## Items from a data source
......
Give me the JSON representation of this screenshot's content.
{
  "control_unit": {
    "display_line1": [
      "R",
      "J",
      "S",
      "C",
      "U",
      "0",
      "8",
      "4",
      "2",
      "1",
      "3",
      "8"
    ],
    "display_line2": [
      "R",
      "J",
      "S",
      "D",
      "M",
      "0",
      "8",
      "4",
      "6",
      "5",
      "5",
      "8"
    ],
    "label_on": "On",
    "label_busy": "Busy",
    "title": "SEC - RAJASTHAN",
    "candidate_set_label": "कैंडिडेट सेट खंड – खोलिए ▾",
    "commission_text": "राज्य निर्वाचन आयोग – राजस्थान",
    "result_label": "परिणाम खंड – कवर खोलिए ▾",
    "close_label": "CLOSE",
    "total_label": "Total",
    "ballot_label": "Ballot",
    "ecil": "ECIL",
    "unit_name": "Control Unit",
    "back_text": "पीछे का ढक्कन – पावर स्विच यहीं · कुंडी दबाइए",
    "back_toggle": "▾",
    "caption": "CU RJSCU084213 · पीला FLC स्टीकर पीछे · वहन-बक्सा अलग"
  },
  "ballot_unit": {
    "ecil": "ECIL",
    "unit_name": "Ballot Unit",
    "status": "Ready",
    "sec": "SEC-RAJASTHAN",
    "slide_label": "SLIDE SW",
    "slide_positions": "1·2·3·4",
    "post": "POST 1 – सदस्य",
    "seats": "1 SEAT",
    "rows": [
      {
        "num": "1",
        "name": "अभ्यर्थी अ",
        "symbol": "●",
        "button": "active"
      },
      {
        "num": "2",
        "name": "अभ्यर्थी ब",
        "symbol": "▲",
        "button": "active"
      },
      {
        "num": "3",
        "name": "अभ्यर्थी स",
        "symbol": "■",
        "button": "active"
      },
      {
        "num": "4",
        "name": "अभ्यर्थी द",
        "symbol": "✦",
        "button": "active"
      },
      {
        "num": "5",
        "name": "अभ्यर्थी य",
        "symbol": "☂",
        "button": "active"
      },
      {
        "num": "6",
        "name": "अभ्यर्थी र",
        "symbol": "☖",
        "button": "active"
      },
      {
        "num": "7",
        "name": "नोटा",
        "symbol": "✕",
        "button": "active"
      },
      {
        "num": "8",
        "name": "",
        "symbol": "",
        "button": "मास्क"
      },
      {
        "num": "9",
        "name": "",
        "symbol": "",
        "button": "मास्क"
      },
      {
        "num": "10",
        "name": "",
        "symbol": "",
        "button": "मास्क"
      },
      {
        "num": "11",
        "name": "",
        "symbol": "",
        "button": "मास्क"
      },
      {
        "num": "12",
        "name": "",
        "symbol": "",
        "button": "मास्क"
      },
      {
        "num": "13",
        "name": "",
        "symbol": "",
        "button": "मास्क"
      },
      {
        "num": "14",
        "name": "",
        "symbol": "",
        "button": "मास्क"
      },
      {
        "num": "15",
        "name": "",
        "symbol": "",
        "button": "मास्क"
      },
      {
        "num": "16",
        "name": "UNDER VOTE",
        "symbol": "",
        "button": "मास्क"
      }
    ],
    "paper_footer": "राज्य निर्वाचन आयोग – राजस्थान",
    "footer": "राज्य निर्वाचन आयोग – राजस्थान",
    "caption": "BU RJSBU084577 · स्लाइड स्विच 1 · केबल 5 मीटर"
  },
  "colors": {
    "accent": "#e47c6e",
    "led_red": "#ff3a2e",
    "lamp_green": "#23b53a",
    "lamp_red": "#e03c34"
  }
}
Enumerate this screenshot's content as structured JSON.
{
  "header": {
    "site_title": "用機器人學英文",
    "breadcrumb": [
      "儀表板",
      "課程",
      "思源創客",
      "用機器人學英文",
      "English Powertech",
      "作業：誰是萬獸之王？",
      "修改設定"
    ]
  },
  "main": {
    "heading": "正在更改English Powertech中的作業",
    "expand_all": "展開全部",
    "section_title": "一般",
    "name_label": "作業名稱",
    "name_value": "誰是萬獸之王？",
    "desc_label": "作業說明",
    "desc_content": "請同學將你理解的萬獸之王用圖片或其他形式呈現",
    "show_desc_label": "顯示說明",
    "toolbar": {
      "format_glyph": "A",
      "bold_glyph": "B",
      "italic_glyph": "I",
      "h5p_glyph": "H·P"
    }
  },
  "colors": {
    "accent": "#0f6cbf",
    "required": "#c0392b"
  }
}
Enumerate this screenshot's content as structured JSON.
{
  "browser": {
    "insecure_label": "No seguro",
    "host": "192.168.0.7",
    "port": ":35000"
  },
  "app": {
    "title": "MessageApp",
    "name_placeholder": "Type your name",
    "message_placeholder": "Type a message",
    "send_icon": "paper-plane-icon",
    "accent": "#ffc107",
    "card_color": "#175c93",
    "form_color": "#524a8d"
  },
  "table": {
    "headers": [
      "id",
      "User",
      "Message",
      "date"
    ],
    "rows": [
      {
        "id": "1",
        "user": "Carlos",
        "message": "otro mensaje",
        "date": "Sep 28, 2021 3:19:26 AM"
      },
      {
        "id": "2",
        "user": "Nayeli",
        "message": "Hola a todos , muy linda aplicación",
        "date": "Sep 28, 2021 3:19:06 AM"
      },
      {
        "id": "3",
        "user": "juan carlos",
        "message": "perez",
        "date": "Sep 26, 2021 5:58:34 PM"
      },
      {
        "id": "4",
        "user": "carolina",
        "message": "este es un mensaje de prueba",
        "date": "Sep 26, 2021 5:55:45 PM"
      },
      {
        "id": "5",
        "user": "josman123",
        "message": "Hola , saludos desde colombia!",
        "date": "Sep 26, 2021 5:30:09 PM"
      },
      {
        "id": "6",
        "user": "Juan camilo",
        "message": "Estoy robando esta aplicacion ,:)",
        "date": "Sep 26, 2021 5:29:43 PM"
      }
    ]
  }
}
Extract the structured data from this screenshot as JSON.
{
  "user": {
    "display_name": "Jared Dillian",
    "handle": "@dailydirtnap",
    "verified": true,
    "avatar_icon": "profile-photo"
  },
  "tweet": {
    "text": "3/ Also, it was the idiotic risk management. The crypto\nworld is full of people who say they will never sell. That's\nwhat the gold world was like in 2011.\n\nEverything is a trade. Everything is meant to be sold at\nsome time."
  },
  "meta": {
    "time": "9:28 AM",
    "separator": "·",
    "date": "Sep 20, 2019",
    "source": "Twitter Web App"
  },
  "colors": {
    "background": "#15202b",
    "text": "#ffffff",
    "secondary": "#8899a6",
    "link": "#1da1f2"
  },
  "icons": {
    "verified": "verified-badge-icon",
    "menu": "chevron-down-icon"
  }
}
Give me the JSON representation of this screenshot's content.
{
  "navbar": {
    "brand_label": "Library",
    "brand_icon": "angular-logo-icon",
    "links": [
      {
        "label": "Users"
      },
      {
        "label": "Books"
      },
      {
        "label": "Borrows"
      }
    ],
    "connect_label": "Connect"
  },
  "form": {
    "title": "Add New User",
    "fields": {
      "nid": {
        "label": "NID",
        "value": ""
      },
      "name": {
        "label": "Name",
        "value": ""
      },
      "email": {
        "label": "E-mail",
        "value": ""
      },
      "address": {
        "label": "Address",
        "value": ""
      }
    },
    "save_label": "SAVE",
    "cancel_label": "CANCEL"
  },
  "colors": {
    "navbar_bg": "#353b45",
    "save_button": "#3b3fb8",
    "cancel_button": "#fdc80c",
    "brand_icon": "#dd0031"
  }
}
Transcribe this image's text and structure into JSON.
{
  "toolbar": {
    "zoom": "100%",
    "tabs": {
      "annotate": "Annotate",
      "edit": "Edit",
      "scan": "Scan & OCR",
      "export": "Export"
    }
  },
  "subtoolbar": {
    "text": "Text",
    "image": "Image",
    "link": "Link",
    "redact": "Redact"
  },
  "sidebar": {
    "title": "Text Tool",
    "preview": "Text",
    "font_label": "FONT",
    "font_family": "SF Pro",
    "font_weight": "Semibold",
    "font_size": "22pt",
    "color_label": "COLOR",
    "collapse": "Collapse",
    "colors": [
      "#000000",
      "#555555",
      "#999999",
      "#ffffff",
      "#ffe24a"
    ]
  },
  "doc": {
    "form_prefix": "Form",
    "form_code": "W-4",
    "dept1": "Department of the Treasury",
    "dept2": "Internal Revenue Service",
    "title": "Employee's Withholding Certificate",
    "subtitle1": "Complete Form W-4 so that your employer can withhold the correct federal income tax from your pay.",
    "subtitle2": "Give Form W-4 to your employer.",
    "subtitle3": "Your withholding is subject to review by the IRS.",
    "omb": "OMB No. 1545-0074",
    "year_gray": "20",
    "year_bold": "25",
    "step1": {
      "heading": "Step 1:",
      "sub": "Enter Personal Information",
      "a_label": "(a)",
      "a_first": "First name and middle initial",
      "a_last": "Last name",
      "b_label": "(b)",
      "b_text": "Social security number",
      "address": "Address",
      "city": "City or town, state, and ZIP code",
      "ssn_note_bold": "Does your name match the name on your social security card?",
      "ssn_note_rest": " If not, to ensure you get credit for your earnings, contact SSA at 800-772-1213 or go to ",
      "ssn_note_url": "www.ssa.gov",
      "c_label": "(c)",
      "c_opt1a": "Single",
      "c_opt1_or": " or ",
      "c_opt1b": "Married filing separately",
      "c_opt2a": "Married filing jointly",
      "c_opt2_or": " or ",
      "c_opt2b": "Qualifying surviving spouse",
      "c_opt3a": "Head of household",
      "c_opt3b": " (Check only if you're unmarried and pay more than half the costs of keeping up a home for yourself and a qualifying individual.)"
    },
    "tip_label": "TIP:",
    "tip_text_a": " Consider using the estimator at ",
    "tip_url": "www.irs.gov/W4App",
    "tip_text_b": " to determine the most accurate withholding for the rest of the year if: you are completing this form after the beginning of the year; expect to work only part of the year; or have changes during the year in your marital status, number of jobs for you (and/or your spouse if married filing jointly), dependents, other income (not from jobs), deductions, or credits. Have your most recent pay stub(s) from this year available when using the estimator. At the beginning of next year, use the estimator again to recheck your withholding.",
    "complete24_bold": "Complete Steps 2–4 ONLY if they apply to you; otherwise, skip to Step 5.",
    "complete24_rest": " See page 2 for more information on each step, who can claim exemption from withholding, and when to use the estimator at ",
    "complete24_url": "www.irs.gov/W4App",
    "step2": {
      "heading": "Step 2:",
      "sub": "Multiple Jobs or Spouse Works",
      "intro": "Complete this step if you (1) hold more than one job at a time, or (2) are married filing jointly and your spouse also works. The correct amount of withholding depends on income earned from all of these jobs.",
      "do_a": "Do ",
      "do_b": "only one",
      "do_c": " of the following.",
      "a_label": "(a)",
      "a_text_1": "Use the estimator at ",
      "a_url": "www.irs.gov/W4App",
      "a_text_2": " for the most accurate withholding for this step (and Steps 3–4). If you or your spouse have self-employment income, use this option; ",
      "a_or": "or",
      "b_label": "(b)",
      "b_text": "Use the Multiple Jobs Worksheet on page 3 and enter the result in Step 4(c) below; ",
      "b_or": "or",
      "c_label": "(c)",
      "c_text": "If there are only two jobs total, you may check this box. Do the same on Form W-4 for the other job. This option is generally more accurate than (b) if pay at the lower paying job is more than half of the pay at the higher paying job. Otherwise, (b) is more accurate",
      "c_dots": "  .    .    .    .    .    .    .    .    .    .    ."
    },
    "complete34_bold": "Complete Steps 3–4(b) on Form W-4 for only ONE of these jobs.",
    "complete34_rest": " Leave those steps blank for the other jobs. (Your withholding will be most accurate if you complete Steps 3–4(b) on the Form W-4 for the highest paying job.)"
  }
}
......
## Written problem
Count the lines in the records above that contain the word "verified", and give only that number.

## Exercise output
2